→ **EXERCISE DESCRIPTION**
Give every line of the material again, exactly as written.

→ **DATA PROVIDED**
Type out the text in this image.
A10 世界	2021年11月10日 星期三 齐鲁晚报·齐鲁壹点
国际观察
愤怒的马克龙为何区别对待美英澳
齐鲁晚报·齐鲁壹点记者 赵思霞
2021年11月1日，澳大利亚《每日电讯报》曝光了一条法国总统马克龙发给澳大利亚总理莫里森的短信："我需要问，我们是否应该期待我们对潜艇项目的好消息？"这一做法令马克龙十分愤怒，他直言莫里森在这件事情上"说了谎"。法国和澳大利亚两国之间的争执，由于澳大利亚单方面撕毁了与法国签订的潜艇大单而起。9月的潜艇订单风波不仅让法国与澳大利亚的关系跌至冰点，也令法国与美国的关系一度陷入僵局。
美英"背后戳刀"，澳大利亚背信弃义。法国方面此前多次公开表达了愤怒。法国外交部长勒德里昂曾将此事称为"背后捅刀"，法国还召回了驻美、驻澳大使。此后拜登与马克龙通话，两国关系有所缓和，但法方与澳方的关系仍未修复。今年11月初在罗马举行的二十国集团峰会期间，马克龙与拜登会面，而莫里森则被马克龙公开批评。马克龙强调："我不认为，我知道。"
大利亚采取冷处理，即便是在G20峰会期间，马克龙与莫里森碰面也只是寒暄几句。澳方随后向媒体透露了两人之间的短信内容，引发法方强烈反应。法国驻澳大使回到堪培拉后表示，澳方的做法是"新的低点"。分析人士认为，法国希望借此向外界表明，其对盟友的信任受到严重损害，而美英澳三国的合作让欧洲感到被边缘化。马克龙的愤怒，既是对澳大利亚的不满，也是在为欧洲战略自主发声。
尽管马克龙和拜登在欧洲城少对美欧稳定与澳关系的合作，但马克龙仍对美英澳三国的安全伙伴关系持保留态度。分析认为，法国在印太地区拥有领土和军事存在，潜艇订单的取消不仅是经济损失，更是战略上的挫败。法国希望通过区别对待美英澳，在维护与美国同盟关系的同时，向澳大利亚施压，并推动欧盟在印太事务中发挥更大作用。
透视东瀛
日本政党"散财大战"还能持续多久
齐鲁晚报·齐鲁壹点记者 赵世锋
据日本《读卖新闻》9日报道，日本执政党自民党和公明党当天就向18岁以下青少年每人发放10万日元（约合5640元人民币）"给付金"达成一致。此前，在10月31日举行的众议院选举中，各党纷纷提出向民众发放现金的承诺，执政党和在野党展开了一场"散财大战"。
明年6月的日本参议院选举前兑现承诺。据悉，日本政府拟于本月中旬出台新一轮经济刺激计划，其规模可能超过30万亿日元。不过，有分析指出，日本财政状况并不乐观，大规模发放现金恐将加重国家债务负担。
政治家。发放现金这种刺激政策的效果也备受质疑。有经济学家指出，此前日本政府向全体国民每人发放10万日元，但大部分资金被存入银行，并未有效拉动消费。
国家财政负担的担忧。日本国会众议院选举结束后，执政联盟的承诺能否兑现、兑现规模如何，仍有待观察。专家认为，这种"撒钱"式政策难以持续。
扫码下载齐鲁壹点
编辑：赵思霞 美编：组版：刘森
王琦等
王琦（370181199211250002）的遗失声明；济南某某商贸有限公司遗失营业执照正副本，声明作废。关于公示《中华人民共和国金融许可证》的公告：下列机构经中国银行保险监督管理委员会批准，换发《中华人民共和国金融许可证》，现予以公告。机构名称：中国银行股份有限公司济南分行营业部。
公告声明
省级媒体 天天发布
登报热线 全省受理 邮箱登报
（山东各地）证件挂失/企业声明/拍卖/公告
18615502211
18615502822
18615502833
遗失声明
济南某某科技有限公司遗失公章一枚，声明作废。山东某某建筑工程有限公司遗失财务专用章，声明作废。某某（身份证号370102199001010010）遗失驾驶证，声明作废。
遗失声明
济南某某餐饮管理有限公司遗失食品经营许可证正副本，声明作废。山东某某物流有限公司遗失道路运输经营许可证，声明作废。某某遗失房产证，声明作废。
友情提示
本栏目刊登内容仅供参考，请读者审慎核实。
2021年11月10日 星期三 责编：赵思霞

→ **TASK OUTPUT**
Type out the text in this image.
A10 世界	2021年11月10日 星期三 齐鲁晚报·齐鲁壹点
国际观察
愤怒的马克龙为何区别对待美英澳
齐鲁晚报·齐鲁壹点记者 赵思霞
2021年11月1日，澳大利亚《每日电讯报》曝光了一条法国总统马克龙发给澳大利亚总理莫里森的短信："我需要问，我们是否应该期待我们对潜艇项目的好消息？"这一做法令马克龙十分愤怒，他直言莫里森在这件事情上"说了谎"。法国和澳大利亚两国之间的争执，由于澳大利亚单方面撕毁了与法国签订的潜艇大单而起。9月的潜艇订单风波不仅让法国与澳大利亚的关系跌至冰点，也令法国与美国的关系一度陷入僵局。
美英"背后戳刀"，澳大利亚背信弃义。法国方面此前多次公开表达了愤怒。法国外交部长勒德里昂曾将此事称为"背后捅刀"，法国还召回了驻美、驻澳大使。此后拜登与马克龙通话，两国关系有所缓和，但法方与澳方的关系仍未修复。今年11月初在罗马举行的二十国集团峰会期间，马克龙与拜登会面，而莫里森则被马克龙公开批评。马克龙强调："我不认为，我知道。"
大利亚采取冷处理，即便是在G20峰会期间，马克龙与莫里森碰面也只是寒暄几句。澳方随后向媒体透露了两人之间的短信内容，引发法方强烈反应。法国驻澳大使回到堪培拉后表示，澳方的做法是"新的低点"。分析人士认为，法国希望借此向外界表明，其对盟友的信任受到严重损害，而美英澳三国的合作让欧洲感到被边缘化。马克龙的愤怒，既是对澳大利亚的不满，也是在为欧洲战略自主发声。
尽管马克龙和拜登在欧洲城少对美欧稳定与澳关系的合作，但马克龙仍对美英澳三国的安全伙伴关系持保留态度。分析认为，法国在印太地区拥有领土和军事存在，潜艇订单的取消不仅是经济损失，更是战略上的挫败。法国希望通过区别对待美英澳，在维护与美国同盟关系的同时，向澳大利亚施压，并推动欧盟在印太事务中发挥更大作用。
透视东瀛
日本政党"散财大战"还能持续多久
齐鲁晚报·齐鲁壹点记者 赵世锋
据日本《读卖新闻》9日报道，日本执政党自民党和公明党当天就向18岁以下青少年每人发放10万日元（约合5640元人民币）"给付金"达成一致。此前，在10月31日举行的众议院选举中，各党纷纷提出向民众发放现金的承诺，执政党和在野党展开了一场"散财大战"。
明年6月的日本参议院选举前兑现承诺。据悉，日本政府拟于本月中旬出台新一轮经济刺激计划，其规模可能超过30万亿日元。不过，有分析指出，日本财政状况并不乐观，大规模发放现金恐将加重国家债务负担。
政治家。发放现金这种刺激政策的效果也备受质疑。有经济学家指出，此前日本政府向全体国民每人发放10万日元，但大部分资金被存入银行，并未有效拉动消费。
国家财政负担的担忧。日本国会众议院选举结束后，执政联盟的承诺能否兑现、兑现规模如何，仍有待观察。专家认为，这种"撒钱"式政策难以持续。
扫码下载齐鲁壹点
编辑：赵思霞 美编：组版：刘森
王琦等
王琦（370181199211250002）的遗失声明；济南某某商贸有限公司遗失营业执照正副本，声明作废。关于公示《中华人民共和国金融许可证》的公告：下列机构经中国银行保险监督管理委员会批准，换发《中华人民共和国金融许可证》，现予以公告。机构名称：中国银行股份有限公司济南分行营业部。
公告声明
省级媒体 天天发布
登报热线 全省受理 邮箱登报
（山东各地）证件挂失/企业声明/拍卖/公告
18615502211
18615502822
18615502833
遗失声明
济南某某科技有限公司遗失公章一枚，声明作废。山东某某建筑工程有限公司遗失财务专用章，声明作废。某某（身份证号370102199001010010）遗失驾驶证，声明作废。
遗失声明
济南某某餐饮管理有限公司遗失食品经营许可证正副本，声明作废。山东某某物流有限公司遗失道路运输经营许可证，声明作废。某某遗失房产证，声明作废。
友情提示
本栏目刊登内容仅供参考，请读者审慎核实。
2021年11月10日 星期三 责编：赵思霞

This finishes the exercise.